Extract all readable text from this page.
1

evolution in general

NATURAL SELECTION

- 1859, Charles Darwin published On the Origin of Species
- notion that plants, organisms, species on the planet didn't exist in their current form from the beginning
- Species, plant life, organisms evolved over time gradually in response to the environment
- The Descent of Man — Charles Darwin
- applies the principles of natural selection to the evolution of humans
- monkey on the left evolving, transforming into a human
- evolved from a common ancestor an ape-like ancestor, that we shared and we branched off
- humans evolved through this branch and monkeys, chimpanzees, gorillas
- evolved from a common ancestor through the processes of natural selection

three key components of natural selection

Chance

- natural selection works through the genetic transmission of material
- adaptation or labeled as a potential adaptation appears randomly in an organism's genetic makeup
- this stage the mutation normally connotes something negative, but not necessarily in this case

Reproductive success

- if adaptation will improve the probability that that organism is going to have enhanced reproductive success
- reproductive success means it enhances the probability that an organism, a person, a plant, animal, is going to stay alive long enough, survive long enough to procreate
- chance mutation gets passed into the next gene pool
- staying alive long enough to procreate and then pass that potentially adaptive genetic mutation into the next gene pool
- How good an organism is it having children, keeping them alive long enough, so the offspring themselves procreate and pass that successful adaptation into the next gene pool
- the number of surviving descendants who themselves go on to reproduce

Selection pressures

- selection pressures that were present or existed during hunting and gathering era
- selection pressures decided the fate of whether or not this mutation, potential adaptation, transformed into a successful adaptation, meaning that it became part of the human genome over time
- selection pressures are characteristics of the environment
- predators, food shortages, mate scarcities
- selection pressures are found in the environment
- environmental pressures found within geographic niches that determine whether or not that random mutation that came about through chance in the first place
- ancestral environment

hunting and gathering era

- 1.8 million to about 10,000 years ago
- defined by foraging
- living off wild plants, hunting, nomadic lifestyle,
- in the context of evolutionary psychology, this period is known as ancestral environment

--

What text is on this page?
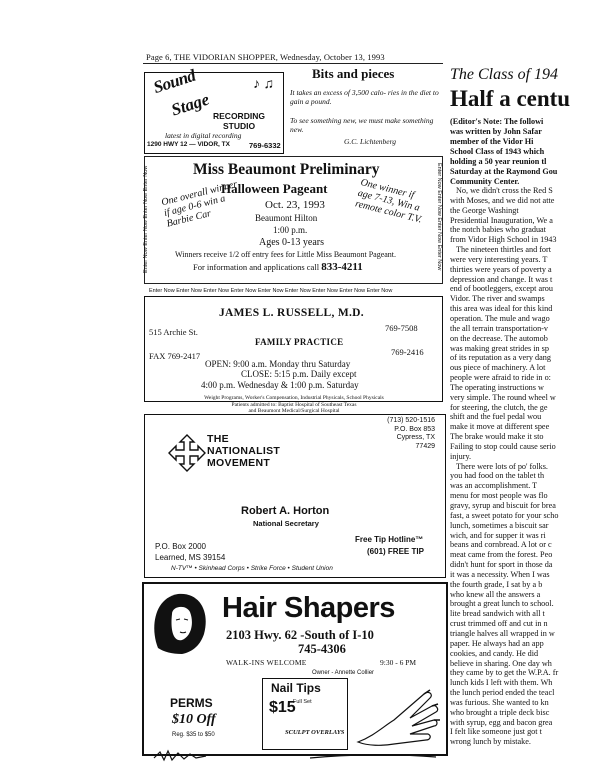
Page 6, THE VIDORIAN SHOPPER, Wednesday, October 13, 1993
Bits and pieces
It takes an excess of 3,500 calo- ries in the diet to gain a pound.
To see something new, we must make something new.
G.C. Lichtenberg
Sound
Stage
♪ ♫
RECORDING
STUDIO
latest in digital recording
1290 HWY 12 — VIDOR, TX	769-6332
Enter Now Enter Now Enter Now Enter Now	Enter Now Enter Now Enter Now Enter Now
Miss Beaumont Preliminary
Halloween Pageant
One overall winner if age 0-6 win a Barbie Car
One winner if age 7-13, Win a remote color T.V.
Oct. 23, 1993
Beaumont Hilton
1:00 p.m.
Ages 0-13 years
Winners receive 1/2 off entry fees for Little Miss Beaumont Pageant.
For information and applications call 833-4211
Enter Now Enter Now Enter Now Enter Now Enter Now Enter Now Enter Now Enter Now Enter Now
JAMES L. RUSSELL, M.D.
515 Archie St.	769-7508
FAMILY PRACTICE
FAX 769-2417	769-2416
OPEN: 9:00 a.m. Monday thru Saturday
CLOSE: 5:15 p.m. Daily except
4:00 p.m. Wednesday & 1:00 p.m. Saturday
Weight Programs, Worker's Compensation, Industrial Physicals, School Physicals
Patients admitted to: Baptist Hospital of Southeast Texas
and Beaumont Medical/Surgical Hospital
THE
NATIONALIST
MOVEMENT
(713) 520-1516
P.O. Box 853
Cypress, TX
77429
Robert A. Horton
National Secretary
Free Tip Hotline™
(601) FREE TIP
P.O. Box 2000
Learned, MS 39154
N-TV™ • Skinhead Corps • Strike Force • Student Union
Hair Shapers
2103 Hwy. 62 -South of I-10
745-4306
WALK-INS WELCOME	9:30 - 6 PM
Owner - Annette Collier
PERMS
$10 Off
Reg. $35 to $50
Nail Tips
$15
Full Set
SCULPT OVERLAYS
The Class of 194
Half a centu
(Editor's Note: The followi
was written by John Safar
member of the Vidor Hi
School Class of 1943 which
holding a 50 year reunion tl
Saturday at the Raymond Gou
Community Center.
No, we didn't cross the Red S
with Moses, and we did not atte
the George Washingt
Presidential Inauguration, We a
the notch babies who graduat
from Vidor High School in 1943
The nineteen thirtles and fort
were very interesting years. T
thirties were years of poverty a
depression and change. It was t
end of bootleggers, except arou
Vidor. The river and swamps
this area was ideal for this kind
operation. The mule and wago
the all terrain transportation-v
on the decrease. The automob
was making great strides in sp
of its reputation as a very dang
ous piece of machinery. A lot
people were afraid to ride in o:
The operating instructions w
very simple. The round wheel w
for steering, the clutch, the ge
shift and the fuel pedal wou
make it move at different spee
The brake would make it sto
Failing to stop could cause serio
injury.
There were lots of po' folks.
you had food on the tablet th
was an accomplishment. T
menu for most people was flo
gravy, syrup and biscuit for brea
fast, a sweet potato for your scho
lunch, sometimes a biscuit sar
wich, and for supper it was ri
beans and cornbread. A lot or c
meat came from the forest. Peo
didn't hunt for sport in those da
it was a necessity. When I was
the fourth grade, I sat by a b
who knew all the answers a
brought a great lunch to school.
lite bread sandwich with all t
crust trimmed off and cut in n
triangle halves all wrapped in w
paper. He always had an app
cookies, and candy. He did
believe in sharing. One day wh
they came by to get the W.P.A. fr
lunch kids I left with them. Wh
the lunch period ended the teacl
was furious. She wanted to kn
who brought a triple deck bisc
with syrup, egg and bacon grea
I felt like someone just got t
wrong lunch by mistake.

Task
Show the lines in the entries above that include the string "themselves".

Result
- How good an organism is it having children, keeping them alive long enough, so the offspring themselves procreate and pass that successful adaptation into the next gene pool
- the number of surviving descendants who themselves go on to reproduce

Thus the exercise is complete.